### What is being asked
Quote every line as written. Omit pictures.

### Input material
┌────────

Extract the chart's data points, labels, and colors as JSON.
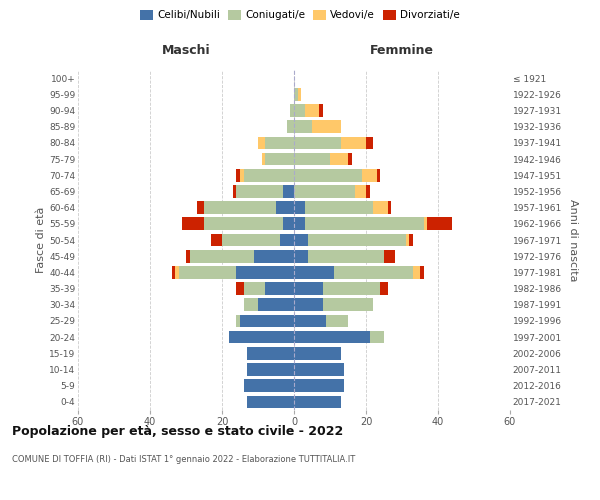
{
  "age_groups": [
    "0-4",
    "5-9",
    "10-14",
    "15-19",
    "20-24",
    "25-29",
    "30-34",
    "35-39",
    "40-44",
    "45-49",
    "50-54",
    "55-59",
    "60-64",
    "65-69",
    "70-74",
    "75-79",
    "80-84",
    "85-89",
    "90-94",
    "95-99",
    "100+"
  ],
  "birth_years": [
    "2017-2021",
    "2012-2016",
    "2007-2011",
    "2002-2006",
    "1997-2001",
    "1992-1996",
    "1987-1991",
    "1982-1986",
    "1977-1981",
    "1972-1976",
    "1967-1971",
    "1962-1966",
    "1957-1961",
    "1952-1956",
    "1947-1951",
    "1942-1946",
    "1937-1941",
    "1932-1936",
    "1927-1931",
    "1922-1926",
    "≤ 1921"
  ],
  "males": {
    "celibi": [
      13,
      14,
      13,
      13,
      18,
      15,
      10,
      8,
      16,
      11,
      4,
      3,
      5,
      3,
      0,
      0,
      0,
      0,
      0,
      0,
      0
    ],
    "coniugati": [
      0,
      0,
      0,
      0,
      0,
      1,
      4,
      6,
      16,
      18,
      16,
      22,
      20,
      13,
      14,
      8,
      8,
      2,
      1,
      0,
      0
    ],
    "vedovi": [
      0,
      0,
      0,
      0,
      0,
      0,
      0,
      0,
      1,
      0,
      0,
      0,
      0,
      0,
      1,
      1,
      2,
      0,
      0,
      0,
      0
    ],
    "divorziati": [
      0,
      0,
      0,
      0,
      0,
      0,
      0,
      2,
      1,
      1,
      3,
      6,
      2,
      1,
      1,
      0,
      0,
      0,
      0,
      0,
      0
    ]
  },
  "females": {
    "nubili": [
      13,
      14,
      14,
      13,
      21,
      9,
      8,
      8,
      11,
      4,
      4,
      3,
      3,
      0,
      0,
      0,
      0,
      0,
      0,
      0,
      0
    ],
    "coniugate": [
      0,
      0,
      0,
      0,
      4,
      6,
      14,
      16,
      22,
      21,
      27,
      33,
      19,
      17,
      19,
      10,
      13,
      5,
      3,
      1,
      0
    ],
    "vedove": [
      0,
      0,
      0,
      0,
      0,
      0,
      0,
      0,
      2,
      0,
      1,
      1,
      4,
      3,
      4,
      5,
      7,
      8,
      4,
      1,
      0
    ],
    "divorziate": [
      0,
      0,
      0,
      0,
      0,
      0,
      0,
      2,
      1,
      3,
      1,
      7,
      1,
      1,
      1,
      1,
      2,
      0,
      1,
      0,
      0
    ]
  },
  "colors": {
    "celibi": "#4472a8",
    "coniugati": "#b5c9a0",
    "vedovi": "#ffc869",
    "divorziati": "#cc2200"
  },
  "title": "Popolazione per età, sesso e stato civile - 2022",
  "subtitle": "COMUNE DI TOFFIA (RI) - Dati ISTAT 1° gennaio 2022 - Elaborazione TUTTITALIA.IT",
  "ylabel_left": "Fasce di età",
  "ylabel_right": "Anni di nascita",
  "xlabel_left": "Maschi",
  "xlabel_right": "Femmine",
  "xlim": 60,
  "background_color": "#ffffff",
  "grid_color": "#cccccc",
  "legend_labels": [
    "Celibi/Nubili",
    "Coniugati/e",
    "Vedovi/e",
    "Divorziati/e"
  ]
}
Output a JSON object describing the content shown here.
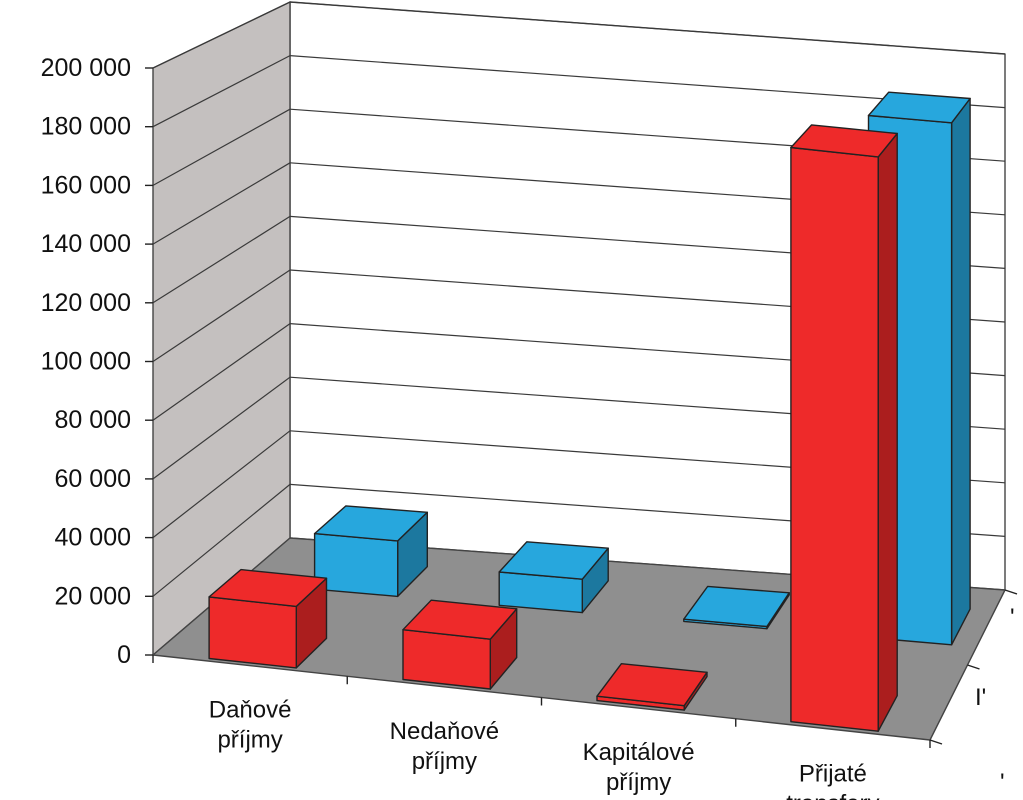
{
  "chart_data": {
    "type": "bar",
    "style": "3d-clustered-columns",
    "categories": [
      [
        "Daňové",
        "příjmy"
      ],
      [
        "Nedaňové",
        "příjmy"
      ],
      [
        "Kapitálové",
        "příjmy"
      ],
      [
        "Přijaté",
        "transfery"
      ]
    ],
    "y_ticks": [
      "0",
      "20 000",
      "40 000",
      "60 000",
      "80 000",
      "100 000",
      "120 000",
      "140 000",
      "160 000",
      "180 000",
      "200 000"
    ],
    "ylim": [
      0,
      200000
    ],
    "grid": true,
    "series": [
      {
        "color": "#ee2a2a",
        "values": [
          21000,
          17000,
          1500,
          196000
        ]
      },
      {
        "color": "#27a7dd",
        "values": [
          20000,
          12000,
          500,
          188000
        ]
      }
    ],
    "depth_axis_labels": [
      "'",
      "I'",
      "'"
    ],
    "title": "",
    "xlabel": "",
    "ylabel": ""
  },
  "colors": {
    "floor": "#8f8f8f",
    "back_wall": "#ffffff",
    "side_wall": "#c4c0bf",
    "grid": "#3a3a3a"
  }
}
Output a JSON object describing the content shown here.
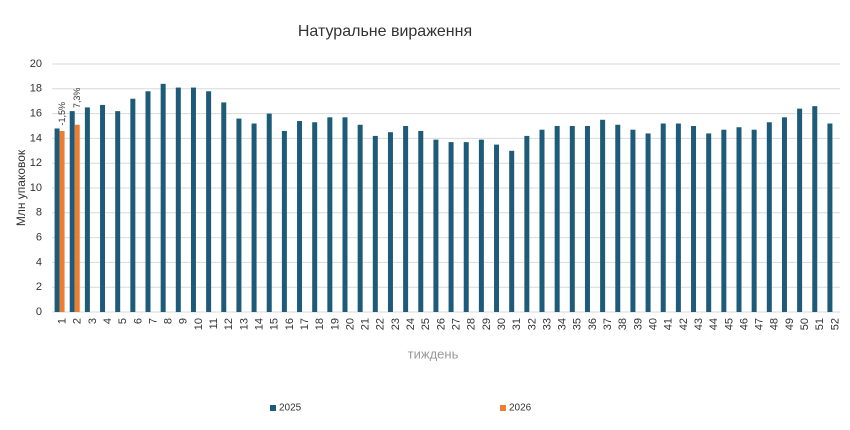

└────────

### Result of this task
Extract the chart's data points, labels, and colors as JSON.
{
  "age_groups": [
    "0-4",
    "5-9",
    "10-14",
    "15-19",
    "20-24",
    "25-29",
    "30-34",
    "35-39",
    "40-44",
    "45-49",
    "50-54",
    "55-59",
    "60-64",
    "65-69",
    "70-74",
    "75-79",
    "80-84",
    "85-89",
    "90-94",
    "95-99",
    "100+"
  ],
  "birth_years": [
    "2017-2021",
    "2012-2016",
    "2007-2011",
    "2002-2006",
    "1997-2001",
    "1992-1996",
    "1987-1991",
    "1982-1986",
    "1977-1981",
    "1972-1976",
    "1967-1971",
    "1962-1966",
    "1957-1961",
    "1952-1956",
    "1947-1951",
    "1942-1946",
    "1937-1941",
    "1932-1936",
    "1927-1931",
    "1922-1926",
    "≤ 1921"
  ],
  "males": {
    "celibi": [
      13,
      14,
      13,
      13,
      18,
      15,
      10,
      8,
      16,
      11,
      4,
      3,
      5,
      3,
      0,
      0,
      0,
      0,
      0,
      0,
      0
    ],
    "coniugati": [
      0,
      0,
      0,
      0,
      0,
      1,
      4,
      6,
      16,
      18,
      16,
      22,
      20,
      13,
      14,
      8,
      8,
      2,
      1,
      0,
      0
    ],
    "vedovi": [
      0,
      0,
      0,
      0,
      0,
      0,
      0,
      0,
      1,
      0,
      0,
      0,
      0,
      0,
      1,
      1,
      2,
      0,
      0,
      0,
      0
    ],
    "divorziati": [
      0,
      0,
      0,
      0,
      0,
      0,
      0,
      2,
      1,
      1,
      3,
      6,
      2,
      1,
      1,
      0,
      0,
      0,
      0,
      0,
      0
    ]
  },
  "females": {
    "nubili": [
      13,
      14,
      14,
      13,
      21,
      9,
      8,
      8,
      11,
      4,
      4,
      3,
      3,
      0,
      0,
      0,
      0,
      0,
      0,
      0,
      0
    ],
    "coniugate": [
      0,
      0,
      0,
      0,
      4,
      6,
      14,
      16,
      22,
      21,
      27,
      33,
      19,
      17,
      19,
      10,
      13,
      5,
      3,
      1,
      0
    ],
    "vedove": [
      0,
      0,
      0,
      0,
      0,
      0,
      0,
      0,
      2,
      0,
      1,
      1,
      4,
      3,
      4,
      5,
      7,
      8,
      4,
      1,
      0
    ],
    "divorziate": [
      0,
      0,
      0,
      0,
      0,
      0,
      0,
      2,
      1,
      3,
      1,
      7,
      1,
      1,
      1,
      1,
      2,
      0,
      1,
      0,
      0
    ]
  },
  "colors": {
    "celibi": "#4472a8",
    "coniugati": "#b5c9a0",
    "vedovi": "#ffc869",
    "divorziati": "#cc2200"
  },
  "title": "Popolazione per età, sesso e stato civile - 2022",
  "subtitle": "COMUNE DI TOFFIA (RI) - Dati ISTAT 1° gennaio 2022 - Elaborazione TUTTITALIA.IT",
  "ylabel_left": "Fasce di età",
  "ylabel_right": "Anni di nascita",
  "xlabel_left": "Maschi",
  "xlabel_right": "Femmine",
  "xlim": 60,
  "background_color": "#ffffff",
  "grid_color": "#cccccc",
  "legend_labels": [
    "Celibi/Nubili",
    "Coniugati/e",
    "Vedovi/e",
    "Divorziati/e"
  ]
}
Output a JSON object describing the content shown here.
{
  "chart_data": {
    "type": "bar",
    "style": "3d-clustered-columns",
    "categories": [
      [
        "Daňové",
        "příjmy"
      ],
      [
        "Nedaňové",
        "příjmy"
      ],
      [
        "Kapitálové",
        "příjmy"
      ],
      [
        "Přijaté",
        "transfery"
      ]
    ],
    "y_ticks": [
      "0",
      "20 000",
      "40 000",
      "60 000",
      "80 000",
      "100 000",
      "120 000",
      "140 000",
      "160 000",
      "180 000",
      "200 000"
    ],
    "ylim": [
      0,
      200000
    ],
    "grid": true,
    "series": [
      {
        "color": "#ee2a2a",
        "values": [
          21000,
          17000,
          1500,
          196000
        ]
      },
      {
        "color": "#27a7dd",
        "values": [
          20000,
          12000,
          500,
          188000
        ]
      }
    ],
    "depth_axis_labels": [
      "'",
      "I'",
      "'"
    ],
    "title": "",
    "xlabel": "",
    "ylabel": ""
  },
  "colors": {
    "floor": "#8f8f8f",
    "back_wall": "#ffffff",
    "side_wall": "#c4c0bf",
    "grid": "#3a3a3a"
  }
}
Output a JSON object describing the content shown here.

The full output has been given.